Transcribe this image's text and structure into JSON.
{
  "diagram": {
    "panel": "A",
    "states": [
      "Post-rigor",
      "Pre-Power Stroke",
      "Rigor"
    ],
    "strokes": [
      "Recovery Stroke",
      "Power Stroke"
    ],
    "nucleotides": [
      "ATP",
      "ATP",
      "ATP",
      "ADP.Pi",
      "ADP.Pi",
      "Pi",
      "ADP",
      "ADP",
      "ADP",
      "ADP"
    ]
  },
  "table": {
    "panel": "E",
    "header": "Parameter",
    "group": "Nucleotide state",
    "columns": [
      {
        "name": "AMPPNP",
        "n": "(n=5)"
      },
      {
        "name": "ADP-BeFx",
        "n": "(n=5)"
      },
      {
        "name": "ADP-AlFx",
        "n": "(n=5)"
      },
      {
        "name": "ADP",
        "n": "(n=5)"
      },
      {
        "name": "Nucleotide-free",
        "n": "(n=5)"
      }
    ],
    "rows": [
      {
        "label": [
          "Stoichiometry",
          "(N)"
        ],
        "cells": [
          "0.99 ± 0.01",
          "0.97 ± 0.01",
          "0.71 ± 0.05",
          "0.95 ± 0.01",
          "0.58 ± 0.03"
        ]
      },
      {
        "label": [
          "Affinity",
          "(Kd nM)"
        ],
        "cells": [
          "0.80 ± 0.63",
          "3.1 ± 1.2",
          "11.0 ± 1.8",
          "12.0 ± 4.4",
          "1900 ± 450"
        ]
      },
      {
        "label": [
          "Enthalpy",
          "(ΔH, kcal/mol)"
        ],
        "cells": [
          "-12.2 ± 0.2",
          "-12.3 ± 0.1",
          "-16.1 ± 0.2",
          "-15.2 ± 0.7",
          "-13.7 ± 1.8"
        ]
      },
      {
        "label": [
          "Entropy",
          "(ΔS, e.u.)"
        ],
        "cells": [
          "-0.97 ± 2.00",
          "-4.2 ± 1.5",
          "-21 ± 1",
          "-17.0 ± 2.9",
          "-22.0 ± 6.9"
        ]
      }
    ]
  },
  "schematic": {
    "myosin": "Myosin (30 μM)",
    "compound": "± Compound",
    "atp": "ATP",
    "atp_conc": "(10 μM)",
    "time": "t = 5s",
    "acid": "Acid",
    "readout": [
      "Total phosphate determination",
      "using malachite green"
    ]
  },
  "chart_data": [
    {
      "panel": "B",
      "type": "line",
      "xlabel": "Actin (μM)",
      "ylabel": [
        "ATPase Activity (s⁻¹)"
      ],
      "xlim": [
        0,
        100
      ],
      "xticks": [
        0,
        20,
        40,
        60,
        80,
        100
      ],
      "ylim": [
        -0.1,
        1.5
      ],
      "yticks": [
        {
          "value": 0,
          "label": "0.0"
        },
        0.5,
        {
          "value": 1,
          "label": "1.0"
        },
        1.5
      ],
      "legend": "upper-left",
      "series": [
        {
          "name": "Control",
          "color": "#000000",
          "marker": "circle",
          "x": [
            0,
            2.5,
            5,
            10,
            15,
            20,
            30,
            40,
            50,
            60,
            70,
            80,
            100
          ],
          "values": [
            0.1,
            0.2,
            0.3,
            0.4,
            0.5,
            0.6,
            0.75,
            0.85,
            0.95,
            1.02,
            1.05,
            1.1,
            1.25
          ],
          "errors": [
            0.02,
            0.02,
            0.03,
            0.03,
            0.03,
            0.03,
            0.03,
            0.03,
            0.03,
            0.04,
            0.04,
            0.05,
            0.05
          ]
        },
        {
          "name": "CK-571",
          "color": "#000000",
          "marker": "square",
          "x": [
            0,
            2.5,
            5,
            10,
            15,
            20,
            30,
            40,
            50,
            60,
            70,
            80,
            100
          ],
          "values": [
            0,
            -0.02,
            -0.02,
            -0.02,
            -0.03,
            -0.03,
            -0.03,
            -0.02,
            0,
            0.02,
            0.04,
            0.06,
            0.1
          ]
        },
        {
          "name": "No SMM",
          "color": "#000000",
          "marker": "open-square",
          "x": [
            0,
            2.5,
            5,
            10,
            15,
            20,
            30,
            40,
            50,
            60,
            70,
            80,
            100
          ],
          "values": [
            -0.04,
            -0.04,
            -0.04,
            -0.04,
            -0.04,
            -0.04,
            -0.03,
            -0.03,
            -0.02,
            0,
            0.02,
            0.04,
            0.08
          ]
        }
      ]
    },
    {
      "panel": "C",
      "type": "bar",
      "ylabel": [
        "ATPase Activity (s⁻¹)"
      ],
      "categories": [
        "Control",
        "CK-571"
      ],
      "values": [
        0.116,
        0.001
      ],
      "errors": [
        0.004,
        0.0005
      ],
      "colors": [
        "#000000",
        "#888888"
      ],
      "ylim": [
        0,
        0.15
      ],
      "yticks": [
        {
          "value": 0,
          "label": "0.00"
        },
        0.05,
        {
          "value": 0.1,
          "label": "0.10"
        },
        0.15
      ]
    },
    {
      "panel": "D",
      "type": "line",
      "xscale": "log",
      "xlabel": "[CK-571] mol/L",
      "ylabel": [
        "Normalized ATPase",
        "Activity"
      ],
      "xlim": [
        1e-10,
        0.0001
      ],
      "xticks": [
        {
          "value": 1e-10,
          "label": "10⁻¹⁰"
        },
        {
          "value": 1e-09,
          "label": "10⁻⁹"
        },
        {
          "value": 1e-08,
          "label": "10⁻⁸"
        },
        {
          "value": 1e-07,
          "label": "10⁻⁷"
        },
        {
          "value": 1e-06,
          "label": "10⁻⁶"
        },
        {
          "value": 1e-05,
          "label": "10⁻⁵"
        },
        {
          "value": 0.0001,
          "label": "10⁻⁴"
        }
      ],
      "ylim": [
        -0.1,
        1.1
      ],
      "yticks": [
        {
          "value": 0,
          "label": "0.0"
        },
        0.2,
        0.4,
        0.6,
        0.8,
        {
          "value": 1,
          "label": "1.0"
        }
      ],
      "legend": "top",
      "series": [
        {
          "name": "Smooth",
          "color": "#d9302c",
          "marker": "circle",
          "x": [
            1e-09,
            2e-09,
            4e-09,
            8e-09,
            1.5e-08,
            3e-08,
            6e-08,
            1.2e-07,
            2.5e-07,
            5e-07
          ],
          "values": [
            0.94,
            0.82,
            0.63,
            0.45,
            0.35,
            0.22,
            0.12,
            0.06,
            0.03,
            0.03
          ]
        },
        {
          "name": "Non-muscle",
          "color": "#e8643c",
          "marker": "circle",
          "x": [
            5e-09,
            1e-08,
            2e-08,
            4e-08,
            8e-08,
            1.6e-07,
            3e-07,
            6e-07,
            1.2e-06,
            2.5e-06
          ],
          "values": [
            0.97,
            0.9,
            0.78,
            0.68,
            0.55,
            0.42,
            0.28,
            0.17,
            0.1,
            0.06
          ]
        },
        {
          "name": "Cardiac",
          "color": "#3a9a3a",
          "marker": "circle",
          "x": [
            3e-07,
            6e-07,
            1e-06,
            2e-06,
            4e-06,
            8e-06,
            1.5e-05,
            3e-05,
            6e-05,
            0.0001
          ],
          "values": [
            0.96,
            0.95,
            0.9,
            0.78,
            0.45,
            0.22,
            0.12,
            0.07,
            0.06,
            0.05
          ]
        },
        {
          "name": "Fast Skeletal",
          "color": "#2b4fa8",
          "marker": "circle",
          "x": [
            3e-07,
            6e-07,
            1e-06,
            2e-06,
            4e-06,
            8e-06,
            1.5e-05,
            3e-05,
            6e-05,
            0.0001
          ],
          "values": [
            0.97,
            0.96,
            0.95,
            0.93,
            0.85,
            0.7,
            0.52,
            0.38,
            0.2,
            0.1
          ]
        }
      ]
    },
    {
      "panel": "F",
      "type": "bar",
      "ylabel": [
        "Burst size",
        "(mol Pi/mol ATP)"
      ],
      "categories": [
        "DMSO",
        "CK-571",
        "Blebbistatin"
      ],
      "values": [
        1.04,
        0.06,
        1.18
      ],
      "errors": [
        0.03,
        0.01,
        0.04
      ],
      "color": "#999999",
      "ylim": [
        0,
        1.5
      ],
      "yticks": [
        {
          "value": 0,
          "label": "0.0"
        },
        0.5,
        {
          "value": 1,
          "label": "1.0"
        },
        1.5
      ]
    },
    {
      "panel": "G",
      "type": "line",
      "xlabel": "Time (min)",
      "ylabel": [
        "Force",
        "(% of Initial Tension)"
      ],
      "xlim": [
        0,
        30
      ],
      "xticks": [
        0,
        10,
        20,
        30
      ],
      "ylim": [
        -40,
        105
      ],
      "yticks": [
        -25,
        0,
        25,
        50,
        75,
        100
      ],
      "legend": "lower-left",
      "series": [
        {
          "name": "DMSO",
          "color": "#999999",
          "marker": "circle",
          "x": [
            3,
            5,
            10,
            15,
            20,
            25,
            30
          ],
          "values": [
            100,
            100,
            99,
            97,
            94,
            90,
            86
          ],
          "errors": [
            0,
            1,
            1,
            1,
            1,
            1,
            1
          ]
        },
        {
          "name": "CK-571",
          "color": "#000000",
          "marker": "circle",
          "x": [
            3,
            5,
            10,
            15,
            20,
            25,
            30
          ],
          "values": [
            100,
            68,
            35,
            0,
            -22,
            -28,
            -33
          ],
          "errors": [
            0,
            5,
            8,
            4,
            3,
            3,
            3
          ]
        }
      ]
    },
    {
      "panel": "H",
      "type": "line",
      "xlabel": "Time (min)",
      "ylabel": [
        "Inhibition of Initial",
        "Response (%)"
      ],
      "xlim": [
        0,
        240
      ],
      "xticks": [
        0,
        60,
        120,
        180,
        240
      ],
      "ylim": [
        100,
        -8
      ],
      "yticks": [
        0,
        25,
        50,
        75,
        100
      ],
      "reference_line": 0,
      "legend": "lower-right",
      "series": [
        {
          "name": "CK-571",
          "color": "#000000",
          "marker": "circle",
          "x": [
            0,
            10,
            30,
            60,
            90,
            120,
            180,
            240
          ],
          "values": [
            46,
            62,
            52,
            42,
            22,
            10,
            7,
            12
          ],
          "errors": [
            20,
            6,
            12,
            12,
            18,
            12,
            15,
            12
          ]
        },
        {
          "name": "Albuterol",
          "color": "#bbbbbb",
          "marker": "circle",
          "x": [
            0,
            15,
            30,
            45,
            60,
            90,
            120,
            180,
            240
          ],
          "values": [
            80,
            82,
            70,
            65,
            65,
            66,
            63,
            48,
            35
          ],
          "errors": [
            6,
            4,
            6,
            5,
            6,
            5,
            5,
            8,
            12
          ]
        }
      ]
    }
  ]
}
---
[Job] Go through the records and show every line with the string "legend" in it.

[Full answer]
      "legend": "upper-left",
      "legend": "top",
      "legend": "lower-left",
      "legend": "lower-right",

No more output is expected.